TASK DESCRIPTION ->
Copy the material that follows word for word and omit its pictures.

## Start RECORDS SUPPLIED

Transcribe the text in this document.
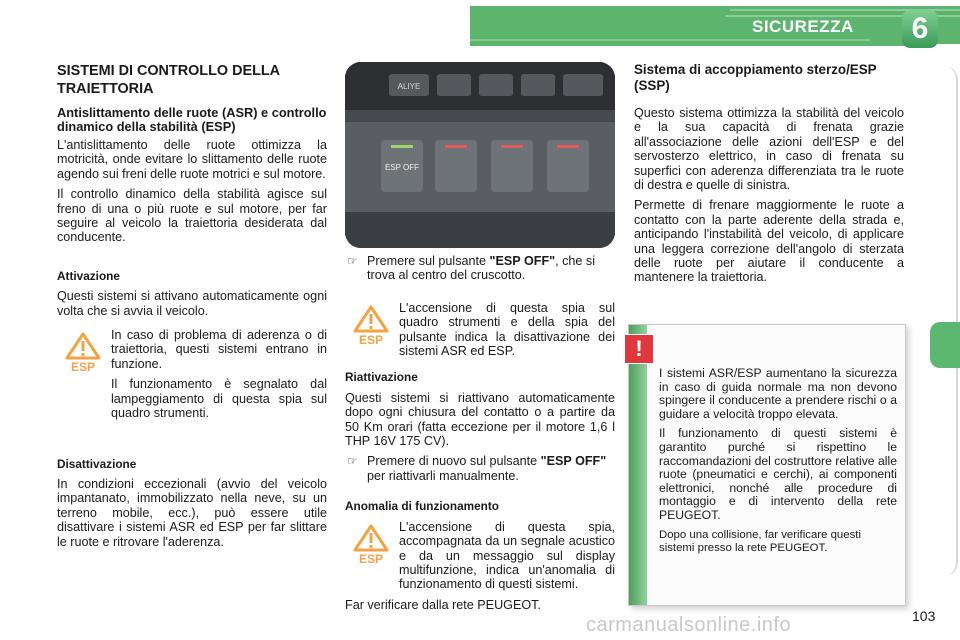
SICUREZZA	6
SISTEMI DI CONTROLLO DELLA TRAIETTORIA
Antislittamento delle ruote (ASR) e controllo dinamico della stabilità (ESP)

L'antislittamento delle ruote ottimizza la motricità, onde evitare lo slittamento delle ruote agendo sui freni delle ruote motrici e sul motore.

Il controllo dinamico della stabilità agisce sul freno di una o più ruote e sul motore, per far seguire al veicolo la traiettoria desiderata dal conducente.

Attivazione

Questi sistemi si attivano automaticamente ogni volta che si avvia il veicolo.

ESP

In caso di problema di aderenza o di traiettoria, questi sistemi entrano in funzione.

Il funzionamento è segnalato dal lampeggiamento di questa spia sul quadro strumenti.

Disattivazione

In condizioni eccezionali (avvio del veicolo impantanato, immobilizzato nella neve, su un terreno mobile, ecc.), può essere utile disattivare i sistemi ASR ed ESP per far slittare le ruote e ritrovare l'aderenza.

ALIYE
ESP OFF
☞ Premere sul pulsante "ESP OFF", che si trova al centro del cruscotto.

ESP

L'accensione di questa spia sul quadro strumenti e della spia del pulsante indica la disattivazione dei sistemi ASR ed ESP.

Riattivazione

Questi sistemi si riattivano automaticamente dopo ogni chiusura del contatto o a partire da 50 Km orari (fatta eccezione per il motore 1,6 l THP 16V 175 CV).

☞ Premere di nuovo sul pulsante "ESP OFF" per riattivarli manualmente.

Anomalia di funzionamento
ESP

L'accensione di questa spia, accompagnata da un segnale acustico e da un messaggio sul display multifunzione, indica un'anomalia di funzionamento di questi sistemi.

Far verificare dalla rete PEUGEOT.

Sistema di accoppiamento sterzo/ESP (SSP)

Questo sistema ottimizza la stabilità del veicolo e la sua capacità di frenata grazie all'associazione delle azioni dell'ESP e del servosterzo elettrico, in caso di frenata su superfici con aderenza differenziata tra le ruote di destra e quelle di sinistra.

Permette di frenare maggiormente le ruote a contatto con la parte aderente della strada e, anticipando l'instabilità del veicolo, di applicare una leggera correzione dell'angolo di sterzata delle ruote per aiutare il conducente a mantenere la traiettoria.

I sistemi ASR/ESP aumentano la sicurezza in caso di guida normale ma non devono spingere il conducente a prendere rischi o a guidare a velocità troppo elevata.

Il funzionamento di questi sistemi è garantito purché si rispettino le raccomandazioni del costruttore relative alle ruote (pneumatici e cerchi), ai componenti elettronici, nonché alle procedure di montaggio e di intervento della rete PEUGEOT.

Dopo una collisione, far verificare questi sistemi presso la rete PEUGEOT.

!
103
carmanualsonline.info
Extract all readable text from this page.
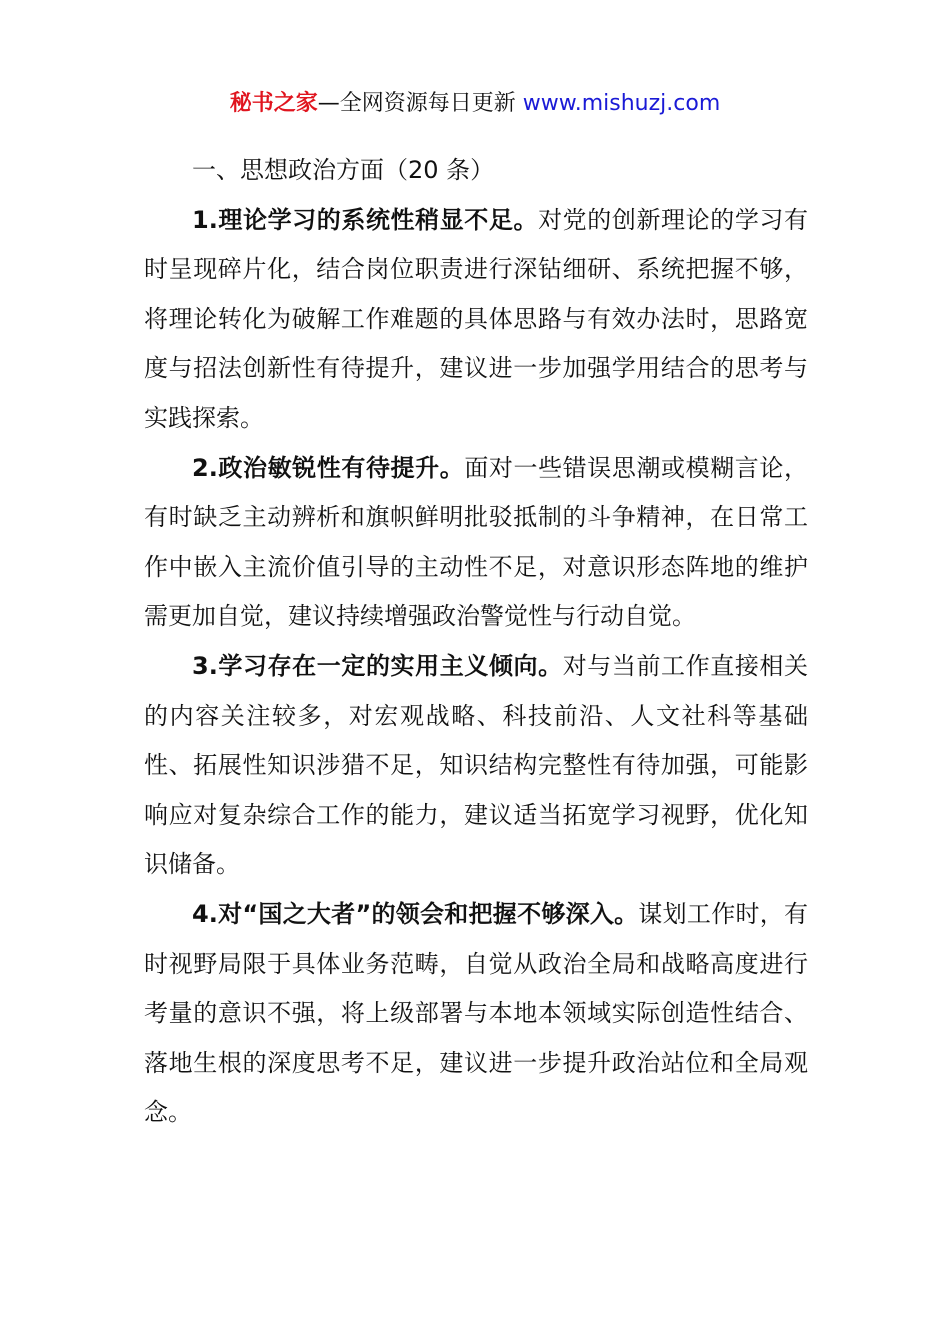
秘书之家—全网资源每日更新 www.mishuzj.com

一、思想政治方面（20 条）

1.理论学习的系统性稍显不足。对党的创新理论的学习有时呈现碎片化，结合岗位职责进行深钻细研、系统把握不够，将理论转化为破解工作难题的具体思路与有效办法时，思路宽度与招法创新性有待提升，建议进一步加强学用结合的思考与实践探索。

2.政治敏锐性有待提升。面对一些错误思潮或模糊言论，有时缺乏主动辨析和旗帜鲜明批驳抵制的斗争精神，在日常工作中嵌入主流价值引导的主动性不足，对意识形态阵地的维护需更加自觉，建议持续增强政治警觉性与行动自觉。

3.学习存在一定的实用主义倾向。对与当前工作直接相关的内容关注较多，对宏观战略、科技前沿、人文社科等基础性、拓展性知识涉猎不足，知识结构完整性有待加强，可能影响应对复杂综合工作的能力，建议适当拓宽学习视野，优化知识储备。

4.对“国之大者”的领会和把握不够深入。谋划工作时，有时视野局限于具体业务范畴，自觉从政治全局和战略高度进行考量的意识不强，将上级部署与本地本领域实际创造性结合、落地生根的深度思考不足，建议进一步提升政治站位和全局观念。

## End RECORDS SUPPLIED

WRITTEN RESPONSE ->
Transcribe the text in this document.
SICUREZZA	6
SISTEMI DI CONTROLLO DELLA TRAIETTORIA
Antislittamento delle ruote (ASR) e controllo dinamico della stabilità (ESP)

L'antislittamento delle ruote ottimizza la motricità, onde evitare lo slittamento delle ruote agendo sui freni delle ruote motrici e sul motore.

Il controllo dinamico della stabilità agisce sul freno di una o più ruote e sul motore, per far seguire al veicolo la traiettoria desiderata dal conducente.

Attivazione

Questi sistemi si attivano automaticamente ogni volta che si avvia il veicolo.

ESP

In caso di problema di aderenza o di traiettoria, questi sistemi entrano in funzione.

Il funzionamento è segnalato dal lampeggiamento di questa spia sul quadro strumenti.

Disattivazione

In condizioni eccezionali (avvio del veicolo impantanato, immobilizzato nella neve, su un terreno mobile, ecc.), può essere utile disattivare i sistemi ASR ed ESP per far slittare le ruote e ritrovare l'aderenza.

ALIYE
ESP OFF
☞ Premere sul pulsante "ESP OFF", che si trova al centro del cruscotto.

ESP

L'accensione di questa spia sul quadro strumenti e della spia del pulsante indica la disattivazione dei sistemi ASR ed ESP.

Riattivazione

Questi sistemi si riattivano automaticamente dopo ogni chiusura del contatto o a partire da 50 Km orari (fatta eccezione per il motore 1,6 l THP 16V 175 CV).

☞ Premere di nuovo sul pulsante "ESP OFF" per riattivarli manualmente.

Anomalia di funzionamento
ESP

L'accensione di questa spia, accompagnata da un segnale acustico e da un messaggio sul display multifunzione, indica un'anomalia di funzionamento di questi sistemi.

Far verificare dalla rete PEUGEOT.

Sistema di accoppiamento sterzo/ESP (SSP)

Questo sistema ottimizza la stabilità del veicolo e la sua capacità di frenata grazie all'associazione delle azioni dell'ESP e del servosterzo elettrico, in caso di frenata su superfici con aderenza differenziata tra le ruote di destra e quelle di sinistra.

Permette di frenare maggiormente le ruote a contatto con la parte aderente della strada e, anticipando l'instabilità del veicolo, di applicare una leggera correzione dell'angolo di sterzata delle ruote per aiutare il conducente a mantenere la traiettoria.

I sistemi ASR/ESP aumentano la sicurezza in caso di guida normale ma non devono spingere il conducente a prendere rischi o a guidare a velocità troppo elevata.

Il funzionamento di questi sistemi è garantito purché si rispettino le raccomandazioni del costruttore relative alle ruote (pneumatici e cerchi), ai componenti elettronici, nonché alle procedure di montaggio e di intervento della rete PEUGEOT.

Dopo una collisione, far verificare questi sistemi presso la rete PEUGEOT.

!
103
carmanualsonline.info
Extract all readable text from this page.
秘书之家—全网资源每日更新 www.mishuzj.com

一、思想政治方面（20 条）

1.理论学习的系统性稍显不足。对党的创新理论的学习有时呈现碎片化，结合岗位职责进行深钻细研、系统把握不够，将理论转化为破解工作难题的具体思路与有效办法时，思路宽度与招法创新性有待提升，建议进一步加强学用结合的思考与实践探索。

2.政治敏锐性有待提升。面对一些错误思潮或模糊言论，有时缺乏主动辨析和旗帜鲜明批驳抵制的斗争精神，在日常工作中嵌入主流价值引导的主动性不足，对意识形态阵地的维护需更加自觉，建议持续增强政治警觉性与行动自觉。

3.学习存在一定的实用主义倾向。对与当前工作直接相关的内容关注较多，对宏观战略、科技前沿、人文社科等基础性、拓展性知识涉猎不足，知识结构完整性有待加强，可能影响应对复杂综合工作的能力，建议适当拓宽学习视野，优化知识储备。

4.对“国之大者”的领会和把握不够深入。谋划工作时，有时视野局限于具体业务范畴，自觉从政治全局和战略高度进行考量的意识不强，将上级部署与本地本领域实际创造性结合、落地生根的深度思考不足，建议进一步提升政治站位和全局观念。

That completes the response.